- [Texto fornecido]
-------------------------

Outras comunidades surgem através de núcleos familiares compostos por evangélicos, o que foge dessa característica marcante, expressa anteriormente e que predominantemente caracterizam as comunidades ribeirinhas da Amazônia. Algumas faces são bem marcantes nesse universo denominado comunidade ribeirinha e que mesmo diante das múltiplas formas de ser comunidade apresentam uma forma peculiar de organização espacial.
Atualmente as escolas localizadas em regiões onde se oferta a educação do ribeirinho enfrentam grandes desafios, à exemplo da instituição de ensino localizada em área ribeirinha, haja vista que necessitam implantar uma educação para a compreensão e adaptação à mudança. Deste modo, envolvendo o desenvolvimento de capacidades de inovação, no sentido de transformar os cidadãos ribeirinhos em sujeitos ativos, criativos e participativos capazes de construir sua própria história neste mundo globalizado. Tal realidade obriga a escola ribeirinha, enquanto agente corresponsável pela formação social do indivíduo, a rever seu currículo e transformálo, na verdade, adaptá-lo a esta nova sociedade conforme afirma Salgado (2002):
[…] não há mais lugar para uma escola integralmente estruturada para ensinar apenas aquilo que a ciência descobriu, que a sociedade aceita, que as políticas públicas deliberam e que o mundo acadêmico reconhece como necessário e universal, em detrimento do desenvolvimento da autonomia de pensamento, da visão sistêmica e do atendimento às peculiaridades históricogeográfico-sociais (SALGADO, 2002, p.01).
Portanto, a educação ribeirinha deve ser cada vez mais o de ensinar a pensar criticamente, mas para isso, será preciso aplicar metodologias diferenciadas tais como: definição de novos objetivos pedagógicos, elaboração e adequação dos currículos, definição apropriada dos conteúdos e situações de ensino respeitando a didática e a legislação, adaptando linguagens como a de era tecnológica. Pois, a escola é concebida como espaço de integração do conhecimento acumulado pela sociedade e do conhecimento que emerge da realidade expresso pelo contexto sociocultural dos alunos ribeirinhos.
A sociedade dos meios tecnológicos precisa de uma nova escola ribeirinha, onde a organização curricular tenha como base a interdisciplinaridade e como objetivo possibilitar uma relação significativa entre conhecimento e realidade numa busca da eliminação das barreiras entre as disciplinas. Sobre esta inovação da escola, Veiga argumenta que:
[…] para que a escola seja palco de inovação e investigação e torne-se autônoma, é fundamental a opção por um referencial teórico-metodológico que permita a construção de sua identidade e exerça seu direito à diferença, à singularidade, à transparência, à solidariedade e à participação. Precisamos reconstruir a utopia e, como profissionais da educação, refletir e questionar profundamente o trabalho pedagógico que realizamos até hoje em nossas escolas. (VEIGA, 2008, p. 31).

-------------------------

- [Lista de tarefas]
(1) No texto sobre a educação ribeirinha, que base deve ter a organização curricular da nova escola ribeirinha?
(2) Segundo o texto sobre a educação ribeirinha, por que as escolas de áreas ribeirinhas enfrentam grandes desafios? Responda em até três frases.
(3) Prossiga o texto sobre a educação ribeirinha a partir da última frase apresentada.

- [Dados fornecidos]
-------------------------

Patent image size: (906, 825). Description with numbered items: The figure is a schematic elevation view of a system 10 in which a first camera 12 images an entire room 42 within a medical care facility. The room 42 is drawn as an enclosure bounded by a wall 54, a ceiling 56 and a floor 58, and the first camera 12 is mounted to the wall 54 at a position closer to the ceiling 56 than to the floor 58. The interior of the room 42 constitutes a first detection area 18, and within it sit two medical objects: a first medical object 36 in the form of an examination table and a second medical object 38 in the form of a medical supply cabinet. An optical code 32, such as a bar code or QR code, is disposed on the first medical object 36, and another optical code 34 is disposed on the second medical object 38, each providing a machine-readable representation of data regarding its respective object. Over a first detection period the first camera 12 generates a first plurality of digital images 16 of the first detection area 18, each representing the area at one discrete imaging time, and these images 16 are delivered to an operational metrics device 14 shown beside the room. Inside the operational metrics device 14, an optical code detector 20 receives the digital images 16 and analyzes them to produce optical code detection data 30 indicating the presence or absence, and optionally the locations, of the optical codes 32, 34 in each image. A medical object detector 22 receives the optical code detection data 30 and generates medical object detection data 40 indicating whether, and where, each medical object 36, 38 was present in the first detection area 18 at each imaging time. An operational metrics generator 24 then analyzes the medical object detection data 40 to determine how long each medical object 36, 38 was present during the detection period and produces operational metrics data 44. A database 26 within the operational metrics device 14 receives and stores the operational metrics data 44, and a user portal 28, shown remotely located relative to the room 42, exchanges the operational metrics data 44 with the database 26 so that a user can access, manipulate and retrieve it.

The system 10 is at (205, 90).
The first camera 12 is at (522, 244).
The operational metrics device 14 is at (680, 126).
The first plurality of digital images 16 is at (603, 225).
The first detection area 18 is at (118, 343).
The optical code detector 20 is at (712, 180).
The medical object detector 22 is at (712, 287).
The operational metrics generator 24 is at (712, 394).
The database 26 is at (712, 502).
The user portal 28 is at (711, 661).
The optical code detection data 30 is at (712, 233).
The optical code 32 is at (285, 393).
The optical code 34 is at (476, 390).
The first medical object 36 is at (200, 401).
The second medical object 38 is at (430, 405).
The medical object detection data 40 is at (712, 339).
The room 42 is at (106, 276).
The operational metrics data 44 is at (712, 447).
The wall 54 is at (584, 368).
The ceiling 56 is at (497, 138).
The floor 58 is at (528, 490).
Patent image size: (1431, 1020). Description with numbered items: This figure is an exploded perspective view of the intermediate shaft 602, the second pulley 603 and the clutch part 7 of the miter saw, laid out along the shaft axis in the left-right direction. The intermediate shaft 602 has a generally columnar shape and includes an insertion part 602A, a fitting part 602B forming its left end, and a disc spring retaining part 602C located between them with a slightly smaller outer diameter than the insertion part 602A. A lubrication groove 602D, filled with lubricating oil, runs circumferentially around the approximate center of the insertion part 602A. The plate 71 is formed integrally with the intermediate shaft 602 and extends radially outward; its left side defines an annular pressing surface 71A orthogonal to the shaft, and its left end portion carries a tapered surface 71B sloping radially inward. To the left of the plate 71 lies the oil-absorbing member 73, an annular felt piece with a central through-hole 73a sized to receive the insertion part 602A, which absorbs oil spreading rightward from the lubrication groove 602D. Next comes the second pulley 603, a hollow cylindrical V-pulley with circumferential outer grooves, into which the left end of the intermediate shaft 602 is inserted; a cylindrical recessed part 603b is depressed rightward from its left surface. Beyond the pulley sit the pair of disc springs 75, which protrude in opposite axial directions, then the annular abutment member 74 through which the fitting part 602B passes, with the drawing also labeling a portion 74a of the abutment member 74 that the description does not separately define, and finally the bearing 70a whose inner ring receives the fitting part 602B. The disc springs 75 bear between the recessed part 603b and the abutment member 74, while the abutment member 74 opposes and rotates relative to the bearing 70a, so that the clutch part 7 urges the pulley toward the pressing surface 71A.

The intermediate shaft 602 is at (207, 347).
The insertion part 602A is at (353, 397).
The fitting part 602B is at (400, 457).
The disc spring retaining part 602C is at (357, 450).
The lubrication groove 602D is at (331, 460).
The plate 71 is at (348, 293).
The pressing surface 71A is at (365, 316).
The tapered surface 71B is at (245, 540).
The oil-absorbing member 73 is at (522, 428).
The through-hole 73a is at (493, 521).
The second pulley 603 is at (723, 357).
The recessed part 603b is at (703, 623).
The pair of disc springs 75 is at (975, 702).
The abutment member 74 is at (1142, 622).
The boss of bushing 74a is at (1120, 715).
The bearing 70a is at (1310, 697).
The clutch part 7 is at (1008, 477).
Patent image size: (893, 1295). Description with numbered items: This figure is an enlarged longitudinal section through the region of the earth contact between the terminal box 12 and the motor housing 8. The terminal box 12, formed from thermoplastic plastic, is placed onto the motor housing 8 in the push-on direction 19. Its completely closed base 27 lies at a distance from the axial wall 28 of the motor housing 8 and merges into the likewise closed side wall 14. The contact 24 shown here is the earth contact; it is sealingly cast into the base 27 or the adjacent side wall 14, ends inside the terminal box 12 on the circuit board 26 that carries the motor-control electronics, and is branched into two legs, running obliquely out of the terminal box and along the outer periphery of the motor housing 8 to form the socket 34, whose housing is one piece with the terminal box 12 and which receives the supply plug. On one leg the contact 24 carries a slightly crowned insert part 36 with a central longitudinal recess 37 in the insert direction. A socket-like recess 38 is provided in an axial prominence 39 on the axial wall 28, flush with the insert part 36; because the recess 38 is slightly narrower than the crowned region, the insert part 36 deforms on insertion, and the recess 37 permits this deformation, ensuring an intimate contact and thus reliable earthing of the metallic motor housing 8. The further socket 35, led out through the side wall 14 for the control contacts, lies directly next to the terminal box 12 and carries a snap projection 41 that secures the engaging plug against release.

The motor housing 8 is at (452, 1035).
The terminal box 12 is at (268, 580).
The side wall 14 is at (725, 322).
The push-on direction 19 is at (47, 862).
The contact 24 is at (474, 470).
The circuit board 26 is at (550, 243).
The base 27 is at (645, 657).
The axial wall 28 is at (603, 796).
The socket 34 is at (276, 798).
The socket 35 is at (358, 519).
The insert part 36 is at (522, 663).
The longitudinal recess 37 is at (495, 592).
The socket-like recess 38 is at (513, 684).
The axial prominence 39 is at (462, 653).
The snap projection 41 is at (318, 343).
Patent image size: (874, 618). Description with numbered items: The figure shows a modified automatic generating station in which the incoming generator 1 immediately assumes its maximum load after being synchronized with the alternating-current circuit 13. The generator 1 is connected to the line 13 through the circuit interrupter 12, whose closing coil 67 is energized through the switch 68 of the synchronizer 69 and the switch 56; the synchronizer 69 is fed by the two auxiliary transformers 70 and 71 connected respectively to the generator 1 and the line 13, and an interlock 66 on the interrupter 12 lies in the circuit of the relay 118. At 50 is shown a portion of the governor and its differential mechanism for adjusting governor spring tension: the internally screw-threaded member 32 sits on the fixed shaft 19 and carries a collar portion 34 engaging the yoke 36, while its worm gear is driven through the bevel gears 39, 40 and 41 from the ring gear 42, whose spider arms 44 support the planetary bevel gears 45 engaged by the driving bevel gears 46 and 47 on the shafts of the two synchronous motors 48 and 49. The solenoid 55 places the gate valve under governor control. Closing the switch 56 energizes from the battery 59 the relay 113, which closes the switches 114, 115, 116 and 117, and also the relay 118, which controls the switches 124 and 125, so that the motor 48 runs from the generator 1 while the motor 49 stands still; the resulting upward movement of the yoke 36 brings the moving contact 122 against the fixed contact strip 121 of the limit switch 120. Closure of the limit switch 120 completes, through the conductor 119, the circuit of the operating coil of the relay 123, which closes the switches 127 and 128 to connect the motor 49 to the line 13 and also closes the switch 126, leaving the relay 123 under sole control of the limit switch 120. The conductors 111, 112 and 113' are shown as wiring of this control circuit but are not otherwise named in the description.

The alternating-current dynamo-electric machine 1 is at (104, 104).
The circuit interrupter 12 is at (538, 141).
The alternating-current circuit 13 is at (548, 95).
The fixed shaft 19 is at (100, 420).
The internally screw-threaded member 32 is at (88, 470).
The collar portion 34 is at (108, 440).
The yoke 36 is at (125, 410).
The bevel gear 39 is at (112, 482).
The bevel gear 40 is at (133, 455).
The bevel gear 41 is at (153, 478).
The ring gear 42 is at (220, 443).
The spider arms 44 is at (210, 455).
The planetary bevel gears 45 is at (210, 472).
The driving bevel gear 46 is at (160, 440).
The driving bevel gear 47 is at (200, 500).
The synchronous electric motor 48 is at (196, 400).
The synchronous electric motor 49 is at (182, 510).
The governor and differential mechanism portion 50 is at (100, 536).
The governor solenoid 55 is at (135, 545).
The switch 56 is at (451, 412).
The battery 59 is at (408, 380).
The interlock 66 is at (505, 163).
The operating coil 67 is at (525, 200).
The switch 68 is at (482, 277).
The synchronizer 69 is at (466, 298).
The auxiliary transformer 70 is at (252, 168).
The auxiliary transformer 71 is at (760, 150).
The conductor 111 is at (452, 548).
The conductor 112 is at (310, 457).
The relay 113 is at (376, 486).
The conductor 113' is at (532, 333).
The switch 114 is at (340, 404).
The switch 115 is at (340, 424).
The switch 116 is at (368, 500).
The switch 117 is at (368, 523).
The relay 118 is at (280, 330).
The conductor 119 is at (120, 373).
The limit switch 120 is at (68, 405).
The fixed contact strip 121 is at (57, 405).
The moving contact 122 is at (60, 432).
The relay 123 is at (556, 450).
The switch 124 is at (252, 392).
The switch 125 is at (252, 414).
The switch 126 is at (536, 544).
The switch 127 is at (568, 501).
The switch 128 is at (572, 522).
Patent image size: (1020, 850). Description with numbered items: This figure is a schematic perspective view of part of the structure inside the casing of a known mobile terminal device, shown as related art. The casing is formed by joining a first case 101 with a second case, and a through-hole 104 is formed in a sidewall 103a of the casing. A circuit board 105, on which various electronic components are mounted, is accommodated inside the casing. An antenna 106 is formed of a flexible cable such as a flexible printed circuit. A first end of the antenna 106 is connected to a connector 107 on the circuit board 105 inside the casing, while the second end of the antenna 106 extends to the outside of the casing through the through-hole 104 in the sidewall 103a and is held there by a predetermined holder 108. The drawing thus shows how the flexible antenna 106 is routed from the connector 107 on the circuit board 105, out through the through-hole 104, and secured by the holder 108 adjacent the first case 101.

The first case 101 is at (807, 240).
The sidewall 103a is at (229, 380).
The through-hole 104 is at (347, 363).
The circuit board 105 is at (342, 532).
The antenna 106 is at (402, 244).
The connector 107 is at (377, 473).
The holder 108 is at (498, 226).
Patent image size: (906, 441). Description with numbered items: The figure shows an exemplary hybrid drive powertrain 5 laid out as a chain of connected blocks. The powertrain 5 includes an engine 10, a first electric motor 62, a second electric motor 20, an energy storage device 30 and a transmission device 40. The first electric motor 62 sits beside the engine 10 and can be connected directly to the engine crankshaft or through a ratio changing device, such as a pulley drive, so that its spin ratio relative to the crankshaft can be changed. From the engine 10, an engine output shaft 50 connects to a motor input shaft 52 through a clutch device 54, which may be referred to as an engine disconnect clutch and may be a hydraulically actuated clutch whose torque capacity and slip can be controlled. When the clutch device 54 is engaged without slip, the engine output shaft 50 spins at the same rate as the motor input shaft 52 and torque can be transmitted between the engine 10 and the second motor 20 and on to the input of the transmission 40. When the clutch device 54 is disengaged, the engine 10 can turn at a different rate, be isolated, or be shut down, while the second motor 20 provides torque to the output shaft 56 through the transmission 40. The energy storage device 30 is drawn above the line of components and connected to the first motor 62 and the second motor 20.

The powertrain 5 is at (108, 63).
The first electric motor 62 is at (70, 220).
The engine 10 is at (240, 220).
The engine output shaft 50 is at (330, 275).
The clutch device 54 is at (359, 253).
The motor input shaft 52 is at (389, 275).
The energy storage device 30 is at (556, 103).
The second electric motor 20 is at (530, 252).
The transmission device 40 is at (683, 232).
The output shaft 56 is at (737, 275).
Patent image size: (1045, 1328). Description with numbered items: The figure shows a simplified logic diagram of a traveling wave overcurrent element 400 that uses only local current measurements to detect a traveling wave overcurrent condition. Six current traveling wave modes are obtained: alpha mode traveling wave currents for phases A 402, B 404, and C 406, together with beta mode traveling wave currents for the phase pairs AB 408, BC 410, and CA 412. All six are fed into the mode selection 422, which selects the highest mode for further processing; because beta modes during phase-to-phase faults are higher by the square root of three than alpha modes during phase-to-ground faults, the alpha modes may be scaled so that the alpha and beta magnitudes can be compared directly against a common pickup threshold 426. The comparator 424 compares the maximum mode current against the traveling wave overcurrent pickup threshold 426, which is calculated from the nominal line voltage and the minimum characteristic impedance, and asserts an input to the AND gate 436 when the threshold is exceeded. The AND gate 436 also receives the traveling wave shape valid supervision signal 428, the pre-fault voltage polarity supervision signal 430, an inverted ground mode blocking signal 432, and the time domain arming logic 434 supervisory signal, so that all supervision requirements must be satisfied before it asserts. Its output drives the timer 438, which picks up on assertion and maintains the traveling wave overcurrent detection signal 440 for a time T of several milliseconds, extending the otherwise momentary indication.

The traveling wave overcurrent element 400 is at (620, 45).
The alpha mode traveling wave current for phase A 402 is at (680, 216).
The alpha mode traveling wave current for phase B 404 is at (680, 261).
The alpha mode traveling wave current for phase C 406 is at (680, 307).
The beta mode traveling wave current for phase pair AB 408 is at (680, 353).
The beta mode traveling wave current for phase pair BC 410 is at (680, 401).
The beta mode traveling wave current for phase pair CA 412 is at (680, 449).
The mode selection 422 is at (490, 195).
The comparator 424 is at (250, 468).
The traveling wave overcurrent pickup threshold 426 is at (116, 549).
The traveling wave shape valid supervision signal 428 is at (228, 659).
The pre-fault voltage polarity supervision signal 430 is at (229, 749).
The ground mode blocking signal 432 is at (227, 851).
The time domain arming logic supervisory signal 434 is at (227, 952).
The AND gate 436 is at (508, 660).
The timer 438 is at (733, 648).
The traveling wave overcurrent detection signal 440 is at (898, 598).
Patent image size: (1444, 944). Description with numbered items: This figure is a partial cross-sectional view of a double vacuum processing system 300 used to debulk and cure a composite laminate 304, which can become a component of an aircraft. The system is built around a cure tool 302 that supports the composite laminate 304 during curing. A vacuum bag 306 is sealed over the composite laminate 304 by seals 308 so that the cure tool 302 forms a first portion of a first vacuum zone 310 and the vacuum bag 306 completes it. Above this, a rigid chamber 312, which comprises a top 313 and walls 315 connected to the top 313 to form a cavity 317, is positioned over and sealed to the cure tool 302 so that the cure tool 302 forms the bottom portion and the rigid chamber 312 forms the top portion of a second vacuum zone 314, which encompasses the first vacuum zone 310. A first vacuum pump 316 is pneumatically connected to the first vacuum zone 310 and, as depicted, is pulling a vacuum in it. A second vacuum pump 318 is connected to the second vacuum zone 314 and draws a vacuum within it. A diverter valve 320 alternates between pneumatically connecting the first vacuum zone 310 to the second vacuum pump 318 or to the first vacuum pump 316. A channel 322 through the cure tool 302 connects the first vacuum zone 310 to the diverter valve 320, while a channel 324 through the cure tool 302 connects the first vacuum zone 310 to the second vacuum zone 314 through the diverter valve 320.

-------------------------

- [Respostas dos exercícios]
(1) A interdisciplinaridade.

(2) Essas escolas precisam implantar uma educação para a compreensão e a adaptação à mudança. Essa educação envolve desenvolver capacidades de inovação, para que os cidadãos ribeirinhos se tornem sujeitos ativos, criativos e participativos, capazes de construir sua própria história no mundo globalizado.

(3)
Tendo em vista que as transformações tecnológicas são velozes e abrangentes à necessidade de estar sempre em busca de aperfeiçoamento, descobrir suas potencialidades e integrá-las ao espaço educacional. Portanto, o desafio é superar o individualismo das disciplinas e construir um Projeto Político Pedagógico – PPP que vise a integração dos conteúdos para que os alunos tenham acesso às informações.
Para Veiga (2004, p.57), “teoria e prática são elementos distintos, porém, inseparáveis na construção do projeto”. Considerando tal definição, é importante ressaltar que a escola não deverá jamais partir do improviso, de forma isolada, todavia, consciente e organizada, respaldando suas ações, seguindo metas para superar os obstáculos encontrados. Assim sendo, Vasconcelos (2004), afirma que:
O projeto político-pedagógico é o plano global da instituição. Pode ser entendido como a sistematização nunca definitiva de um processo participativo […] importante caminho para a construção da identidade da instituição. É um instrumento teórico-metodológico para a transformação da realidade. (VASCONCELOS, 2004, p.17)
Partindo dessas concepções, a escola tem autonomia para elaborar seu projeto de acordo com as suas necessidades, levando em consideração a legislação, o currículo, os métodos e as normas da escola, construindo dessa forma sua identidade.
A escola precisa ter clareza em relação a sua identidade, que metas almeja alcançar, definindo seus valores, objetivos, sua visão de mundo. Sendo assim, necessita elaborar coletivamente as finalidades.
A escola persegue finalidades. É importante ressaltar que os educadores precisam ter clareza das finalidades de sua escola. Para tanto, há necessidade de se refletir sobre a ação educativa que a escola desenvolve, com base nas finalidades e nos objetivos que ela define. (VEIGA, 2007, p.23).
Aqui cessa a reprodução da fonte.